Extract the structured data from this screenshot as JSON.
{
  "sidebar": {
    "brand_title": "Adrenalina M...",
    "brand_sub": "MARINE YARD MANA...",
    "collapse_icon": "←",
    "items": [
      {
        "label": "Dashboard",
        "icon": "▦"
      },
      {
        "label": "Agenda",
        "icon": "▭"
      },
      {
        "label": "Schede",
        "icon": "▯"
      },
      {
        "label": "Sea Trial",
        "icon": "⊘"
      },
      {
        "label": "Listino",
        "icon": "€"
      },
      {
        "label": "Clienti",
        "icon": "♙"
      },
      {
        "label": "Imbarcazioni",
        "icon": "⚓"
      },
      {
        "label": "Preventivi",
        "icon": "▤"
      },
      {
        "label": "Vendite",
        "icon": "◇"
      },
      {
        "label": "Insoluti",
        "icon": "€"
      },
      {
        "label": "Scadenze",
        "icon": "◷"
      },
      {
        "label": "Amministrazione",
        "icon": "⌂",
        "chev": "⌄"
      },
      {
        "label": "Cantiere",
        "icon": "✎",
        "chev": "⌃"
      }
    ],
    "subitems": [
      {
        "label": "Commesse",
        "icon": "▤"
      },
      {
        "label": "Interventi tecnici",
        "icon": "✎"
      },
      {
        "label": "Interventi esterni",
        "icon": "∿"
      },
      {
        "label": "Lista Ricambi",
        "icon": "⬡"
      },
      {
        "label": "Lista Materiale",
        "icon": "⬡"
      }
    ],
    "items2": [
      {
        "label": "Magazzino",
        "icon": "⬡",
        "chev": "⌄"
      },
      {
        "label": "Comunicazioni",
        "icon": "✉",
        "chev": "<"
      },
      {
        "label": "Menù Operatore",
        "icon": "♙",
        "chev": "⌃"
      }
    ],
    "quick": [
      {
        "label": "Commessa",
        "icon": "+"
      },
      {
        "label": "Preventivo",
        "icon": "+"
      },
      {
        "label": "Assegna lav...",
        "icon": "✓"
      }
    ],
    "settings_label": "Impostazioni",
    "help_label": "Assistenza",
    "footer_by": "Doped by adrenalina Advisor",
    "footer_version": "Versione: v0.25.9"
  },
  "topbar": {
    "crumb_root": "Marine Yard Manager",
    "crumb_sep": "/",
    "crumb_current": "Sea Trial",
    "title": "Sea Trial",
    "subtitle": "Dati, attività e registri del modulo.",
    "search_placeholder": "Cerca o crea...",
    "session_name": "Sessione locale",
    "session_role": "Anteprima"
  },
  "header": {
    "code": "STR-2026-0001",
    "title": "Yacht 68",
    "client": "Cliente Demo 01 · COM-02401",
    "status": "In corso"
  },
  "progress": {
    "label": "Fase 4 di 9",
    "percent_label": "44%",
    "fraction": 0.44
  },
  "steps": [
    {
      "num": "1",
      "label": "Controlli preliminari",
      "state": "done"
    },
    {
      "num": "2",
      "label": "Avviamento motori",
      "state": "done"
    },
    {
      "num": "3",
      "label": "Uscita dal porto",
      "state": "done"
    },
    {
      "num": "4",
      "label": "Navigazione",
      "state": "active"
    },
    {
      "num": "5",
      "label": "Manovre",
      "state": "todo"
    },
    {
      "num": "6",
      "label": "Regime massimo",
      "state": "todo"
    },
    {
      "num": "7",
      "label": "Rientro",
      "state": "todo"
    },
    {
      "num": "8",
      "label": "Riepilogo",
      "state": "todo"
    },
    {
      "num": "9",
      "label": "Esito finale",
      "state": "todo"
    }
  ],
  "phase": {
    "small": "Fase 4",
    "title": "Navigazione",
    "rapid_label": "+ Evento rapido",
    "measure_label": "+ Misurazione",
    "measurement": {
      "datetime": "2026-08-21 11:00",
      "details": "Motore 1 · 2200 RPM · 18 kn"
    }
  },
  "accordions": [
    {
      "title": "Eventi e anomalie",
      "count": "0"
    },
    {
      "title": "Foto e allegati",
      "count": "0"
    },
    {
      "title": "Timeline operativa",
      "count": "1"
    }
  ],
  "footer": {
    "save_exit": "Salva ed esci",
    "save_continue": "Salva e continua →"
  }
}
━━━
**WHAT THE TASK REQUIRES:**
Restate the whole of the material exactly.

**WRITTEN SOLUTION:**
Extract the structured data from this screenshot as JSON.
{
  "sidebar": {
    "brand_title": "Adrenalina M...",
    "brand_sub": "MARINE YARD MANA...",
    "collapse_icon": "←",
    "items": [
      {
        "label": "Dashboard",
        "icon": "▦"
      },
      {
        "label": "Agenda",
        "icon": "▭"
      },
      {
        "label": "Schede",
        "icon": "▯"
      },
      {
        "label": "Sea Trial",
        "icon": "⊘"
      },
      {
        "label": "Listino",
        "icon": "€"
      },
      {
        "label": "Clienti",
        "icon": "♙"
      },
      {
        "label": "Imbarcazioni",
        "icon": "⚓"
      },
      {
        "label": "Preventivi",
        "icon": "▤"
      },
      {
        "label": "Vendite",
        "icon": "◇"
      },
      {
        "label": "Insoluti",
        "icon": "€"
      },
      {
        "label": "Scadenze",
        "icon": "◷"
      },
      {
        "label": "Amministrazione",
        "icon": "⌂",
        "chev": "⌄"
      },
      {
        "label": "Cantiere",
        "icon": "✎",
        "chev": "⌃"
      }
    ],
    "subitems": [
      {
        "label": "Commesse",
        "icon": "▤"
      },
      {
        "label": "Interventi tecnici",
        "icon": "✎"
      },
      {
        "label": "Interventi esterni",
        "icon": "∿"
      },
      {
        "label": "Lista Ricambi",
        "icon": "⬡"
      },
      {
        "label": "Lista Materiale",
        "icon": "⬡"
      }
    ],
    "items2": [
      {
        "label": "Magazzino",
        "icon": "⬡",
        "chev": "⌄"
      },
      {
        "label": "Comunicazioni",
        "icon": "✉",
        "chev": "<"
      },
      {
        "label": "Menù Operatore",
        "icon": "♙",
        "chev": "⌃"
      }
    ],
    "quick": [
      {
        "label": "Commessa",
        "icon": "+"
      },
      {
        "label": "Preventivo",
        "icon": "+"
      },
      {
        "label": "Assegna lav...",
        "icon": "✓"
      }
    ],
    "settings_label": "Impostazioni",
    "help_label": "Assistenza",
    "footer_by": "Doped by adrenalina Advisor",
    "footer_version": "Versione: v0.25.9"
  },
  "topbar": {
    "crumb_root": "Marine Yard Manager",
    "crumb_sep": "/",
    "crumb_current": "Sea Trial",
    "title": "Sea Trial",
    "subtitle": "Dati, attività e registri del modulo.",
    "search_placeholder": "Cerca o crea...",
    "session_name": "Sessione locale",
    "session_role": "Anteprima"
  },
  "header": {
    "code": "STR-2026-0001",
    "title": "Yacht 68",
    "client": "Cliente Demo 01 · COM-02401",
    "status": "In corso"
  },
  "progress": {
    "label": "Fase 4 di 9",
    "percent_label": "44%",
    "fraction": 0.44
  },
  "steps": [
    {
      "num": "1",
      "label": "Controlli preliminari",
      "state": "done"
    },
    {
      "num": "2",
      "label": "Avviamento motori",
      "state": "done"
    },
    {
      "num": "3",
      "label": "Uscita dal porto",
      "state": "done"
    },
    {
      "num": "4",
      "label": "Navigazione",
      "state": "active"
    },
    {
      "num": "5",
      "label": "Manovre",
      "state": "todo"
    },
    {
      "num": "6",
      "label": "Regime massimo",
      "state": "todo"
    },
    {
      "num": "7",
      "label": "Rientro",
      "state": "todo"
    },
    {
      "num": "8",
      "label": "Riepilogo",
      "state": "todo"
    },
    {
      "num": "9",
      "label": "Esito finale",
      "state": "todo"
    }
  ],
  "phase": {
    "small": "Fase 4",
    "title": "Navigazione",
    "rapid_label": "+ Evento rapido",
    "measure_label": "+ Misurazione",
    "measurement": {
      "datetime": "2026-08-21 11:00",
      "details": "Motore 1 · 2200 RPM · 18 kn"
    }
  },
  "accordions": [
    {
      "title": "Eventi e anomalie",
      "count": "0"
    },
    {
      "title": "Foto e allegati",
      "count": "0"
    },
    {
      "title": "Timeline operativa",
      "count": "1"
    }
  ],
  "footer": {
    "save_exit": "Salva ed esci",
    "save_continue": "Salva e continua →"
  }
}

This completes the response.